■ Exercise description ■
Copy all lines of the listing that include the string "this".

■ Dataset rows ■
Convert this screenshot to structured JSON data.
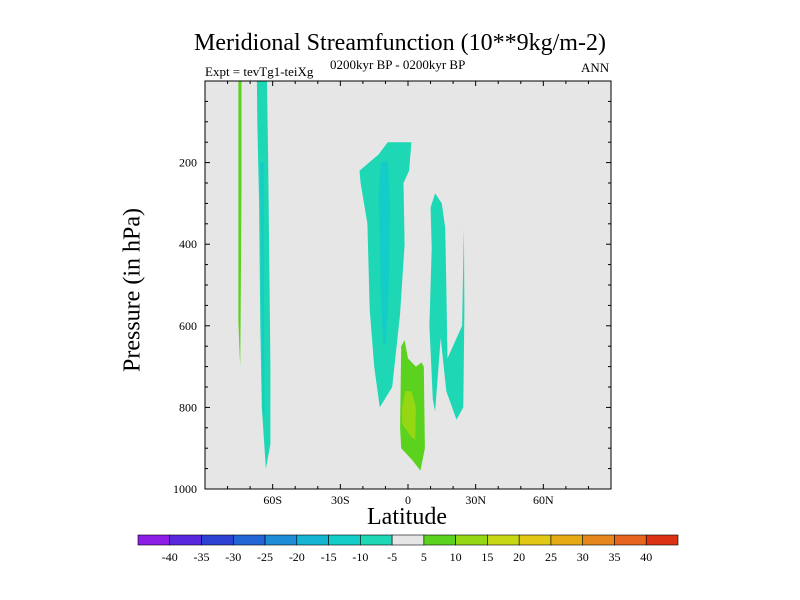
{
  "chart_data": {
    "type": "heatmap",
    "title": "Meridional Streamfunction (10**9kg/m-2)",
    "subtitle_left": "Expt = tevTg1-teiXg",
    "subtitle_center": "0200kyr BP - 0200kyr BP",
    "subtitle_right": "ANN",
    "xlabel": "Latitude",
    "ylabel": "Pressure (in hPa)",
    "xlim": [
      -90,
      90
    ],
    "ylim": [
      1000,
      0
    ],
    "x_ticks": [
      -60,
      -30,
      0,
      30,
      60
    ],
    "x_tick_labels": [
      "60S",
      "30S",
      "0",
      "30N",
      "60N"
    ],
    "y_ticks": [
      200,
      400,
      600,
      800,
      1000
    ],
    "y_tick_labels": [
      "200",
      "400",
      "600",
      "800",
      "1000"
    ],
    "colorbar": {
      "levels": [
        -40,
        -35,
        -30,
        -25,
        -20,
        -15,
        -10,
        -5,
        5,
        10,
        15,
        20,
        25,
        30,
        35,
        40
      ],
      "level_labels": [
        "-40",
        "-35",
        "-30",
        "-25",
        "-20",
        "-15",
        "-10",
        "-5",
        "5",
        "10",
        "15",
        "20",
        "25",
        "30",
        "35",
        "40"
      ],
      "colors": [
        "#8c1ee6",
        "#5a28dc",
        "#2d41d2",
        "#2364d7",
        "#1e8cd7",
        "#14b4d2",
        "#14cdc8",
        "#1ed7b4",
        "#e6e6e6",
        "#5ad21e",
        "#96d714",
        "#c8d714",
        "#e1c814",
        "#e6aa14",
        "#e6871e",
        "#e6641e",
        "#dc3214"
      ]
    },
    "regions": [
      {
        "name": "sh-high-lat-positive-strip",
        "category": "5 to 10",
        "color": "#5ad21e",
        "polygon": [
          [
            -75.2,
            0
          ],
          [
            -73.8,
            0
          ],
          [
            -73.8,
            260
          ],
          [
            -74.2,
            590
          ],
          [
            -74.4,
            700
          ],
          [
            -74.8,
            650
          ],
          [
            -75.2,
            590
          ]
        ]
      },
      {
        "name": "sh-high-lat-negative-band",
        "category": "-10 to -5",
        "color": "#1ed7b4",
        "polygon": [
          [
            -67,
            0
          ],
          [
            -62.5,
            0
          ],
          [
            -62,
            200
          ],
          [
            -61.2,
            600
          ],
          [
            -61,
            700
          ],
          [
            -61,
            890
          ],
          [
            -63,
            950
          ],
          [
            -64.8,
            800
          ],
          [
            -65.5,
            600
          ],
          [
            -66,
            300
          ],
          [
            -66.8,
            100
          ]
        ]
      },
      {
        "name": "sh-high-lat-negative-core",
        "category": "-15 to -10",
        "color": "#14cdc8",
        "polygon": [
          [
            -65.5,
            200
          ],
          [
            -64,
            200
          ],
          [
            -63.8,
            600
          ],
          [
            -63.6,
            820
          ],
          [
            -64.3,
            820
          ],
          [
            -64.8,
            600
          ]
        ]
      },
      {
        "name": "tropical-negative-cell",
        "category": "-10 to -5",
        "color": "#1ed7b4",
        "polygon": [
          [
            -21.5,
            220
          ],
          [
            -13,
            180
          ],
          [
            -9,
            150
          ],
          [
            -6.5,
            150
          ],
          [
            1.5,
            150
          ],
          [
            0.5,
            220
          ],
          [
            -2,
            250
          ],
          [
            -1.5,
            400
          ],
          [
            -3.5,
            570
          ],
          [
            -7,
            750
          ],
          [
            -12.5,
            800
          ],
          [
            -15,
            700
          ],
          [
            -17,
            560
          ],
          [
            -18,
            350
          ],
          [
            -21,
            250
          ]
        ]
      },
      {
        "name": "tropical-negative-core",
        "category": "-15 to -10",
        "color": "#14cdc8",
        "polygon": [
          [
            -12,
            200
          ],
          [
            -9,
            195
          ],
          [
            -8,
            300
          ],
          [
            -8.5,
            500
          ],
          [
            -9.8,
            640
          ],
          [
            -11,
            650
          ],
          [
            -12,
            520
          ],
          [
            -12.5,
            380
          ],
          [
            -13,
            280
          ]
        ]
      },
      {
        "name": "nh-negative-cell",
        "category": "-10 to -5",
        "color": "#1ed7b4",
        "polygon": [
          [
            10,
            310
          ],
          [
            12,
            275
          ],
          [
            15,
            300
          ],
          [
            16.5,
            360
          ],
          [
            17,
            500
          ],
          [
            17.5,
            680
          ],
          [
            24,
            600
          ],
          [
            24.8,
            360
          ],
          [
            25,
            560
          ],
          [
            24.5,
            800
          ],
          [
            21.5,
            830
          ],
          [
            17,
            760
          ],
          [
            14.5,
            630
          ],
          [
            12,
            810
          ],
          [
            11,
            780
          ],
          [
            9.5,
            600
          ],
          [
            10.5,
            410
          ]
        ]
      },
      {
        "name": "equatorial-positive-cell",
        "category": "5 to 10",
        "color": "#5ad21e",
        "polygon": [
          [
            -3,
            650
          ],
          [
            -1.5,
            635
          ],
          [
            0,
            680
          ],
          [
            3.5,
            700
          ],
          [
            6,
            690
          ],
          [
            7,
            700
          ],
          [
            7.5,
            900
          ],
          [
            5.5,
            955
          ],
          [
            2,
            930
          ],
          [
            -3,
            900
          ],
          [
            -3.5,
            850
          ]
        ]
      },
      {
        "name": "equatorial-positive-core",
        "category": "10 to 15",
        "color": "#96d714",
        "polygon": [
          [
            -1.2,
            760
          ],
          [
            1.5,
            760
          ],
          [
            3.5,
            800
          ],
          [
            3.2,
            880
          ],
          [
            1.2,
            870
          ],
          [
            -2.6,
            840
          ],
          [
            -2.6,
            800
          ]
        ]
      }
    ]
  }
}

...

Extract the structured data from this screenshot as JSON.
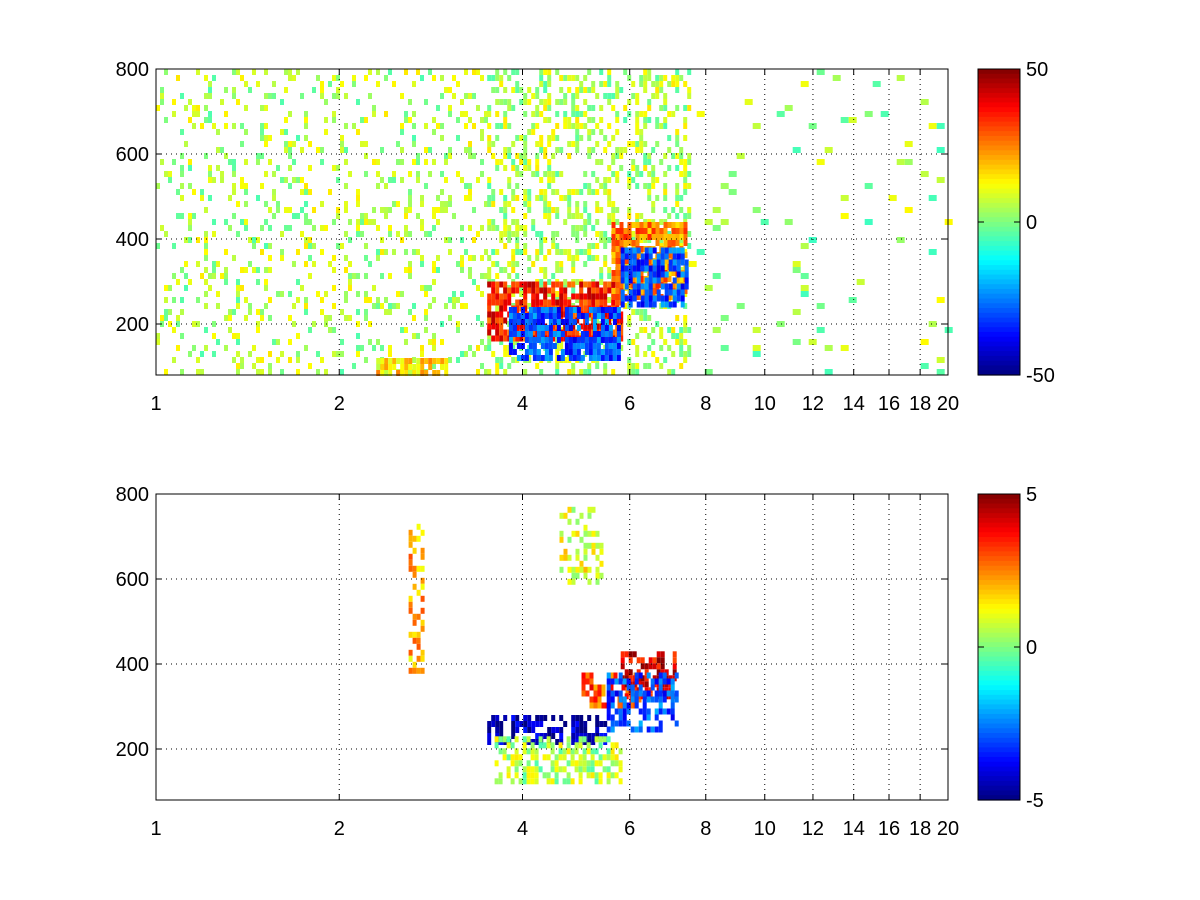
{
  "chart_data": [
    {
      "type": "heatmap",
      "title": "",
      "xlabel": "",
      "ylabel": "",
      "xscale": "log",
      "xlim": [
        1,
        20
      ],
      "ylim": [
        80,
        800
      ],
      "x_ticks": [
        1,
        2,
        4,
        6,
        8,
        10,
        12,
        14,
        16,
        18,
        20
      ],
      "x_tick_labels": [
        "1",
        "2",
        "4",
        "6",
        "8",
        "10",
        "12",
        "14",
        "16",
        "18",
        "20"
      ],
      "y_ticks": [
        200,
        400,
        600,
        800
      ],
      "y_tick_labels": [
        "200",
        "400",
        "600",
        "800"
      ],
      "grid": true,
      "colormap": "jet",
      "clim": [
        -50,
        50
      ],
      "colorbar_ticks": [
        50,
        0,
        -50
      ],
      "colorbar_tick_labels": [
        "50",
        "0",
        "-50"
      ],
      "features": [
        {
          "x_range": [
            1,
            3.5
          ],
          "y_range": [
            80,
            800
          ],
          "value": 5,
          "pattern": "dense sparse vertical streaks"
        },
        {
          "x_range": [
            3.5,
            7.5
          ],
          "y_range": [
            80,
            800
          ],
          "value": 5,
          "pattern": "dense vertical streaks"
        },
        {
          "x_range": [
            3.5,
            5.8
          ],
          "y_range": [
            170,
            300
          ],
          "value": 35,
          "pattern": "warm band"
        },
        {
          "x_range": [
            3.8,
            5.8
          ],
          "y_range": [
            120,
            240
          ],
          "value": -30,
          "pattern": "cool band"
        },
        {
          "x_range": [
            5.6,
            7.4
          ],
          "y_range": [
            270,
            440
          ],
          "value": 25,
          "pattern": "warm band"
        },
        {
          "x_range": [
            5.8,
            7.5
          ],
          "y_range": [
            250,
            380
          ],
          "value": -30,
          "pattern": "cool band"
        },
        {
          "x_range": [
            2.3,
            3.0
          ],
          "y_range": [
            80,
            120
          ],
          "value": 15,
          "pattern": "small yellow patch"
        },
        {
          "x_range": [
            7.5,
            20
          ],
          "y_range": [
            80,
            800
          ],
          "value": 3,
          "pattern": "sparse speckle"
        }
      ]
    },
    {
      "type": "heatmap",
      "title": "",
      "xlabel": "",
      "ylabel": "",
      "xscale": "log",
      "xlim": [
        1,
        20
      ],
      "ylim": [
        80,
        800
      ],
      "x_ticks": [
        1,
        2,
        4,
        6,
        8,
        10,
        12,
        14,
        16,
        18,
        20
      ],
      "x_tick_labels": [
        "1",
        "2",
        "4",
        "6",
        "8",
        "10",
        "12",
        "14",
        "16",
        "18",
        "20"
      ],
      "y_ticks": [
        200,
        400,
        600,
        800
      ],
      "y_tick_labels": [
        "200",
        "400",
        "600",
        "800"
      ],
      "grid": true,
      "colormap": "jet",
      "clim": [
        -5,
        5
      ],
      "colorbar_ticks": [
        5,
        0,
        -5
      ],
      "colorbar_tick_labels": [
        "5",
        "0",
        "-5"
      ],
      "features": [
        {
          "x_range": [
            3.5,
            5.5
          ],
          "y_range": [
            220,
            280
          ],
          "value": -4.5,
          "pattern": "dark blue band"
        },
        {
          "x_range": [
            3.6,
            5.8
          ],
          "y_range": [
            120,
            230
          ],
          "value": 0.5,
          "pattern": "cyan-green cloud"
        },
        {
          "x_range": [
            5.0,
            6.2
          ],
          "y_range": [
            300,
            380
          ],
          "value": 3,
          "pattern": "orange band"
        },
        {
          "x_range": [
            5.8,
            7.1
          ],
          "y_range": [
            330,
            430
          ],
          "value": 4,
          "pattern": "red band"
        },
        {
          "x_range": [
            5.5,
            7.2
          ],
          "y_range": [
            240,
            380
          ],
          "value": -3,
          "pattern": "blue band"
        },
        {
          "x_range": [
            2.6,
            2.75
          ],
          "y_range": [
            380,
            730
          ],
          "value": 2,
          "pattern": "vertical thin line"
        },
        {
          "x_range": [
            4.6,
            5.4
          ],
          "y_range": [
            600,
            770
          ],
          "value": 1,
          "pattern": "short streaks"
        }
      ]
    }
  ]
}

■ Written reply ■
Convert this screenshot to structured JSON data.
Extract the structured data from this screenshot as JSON.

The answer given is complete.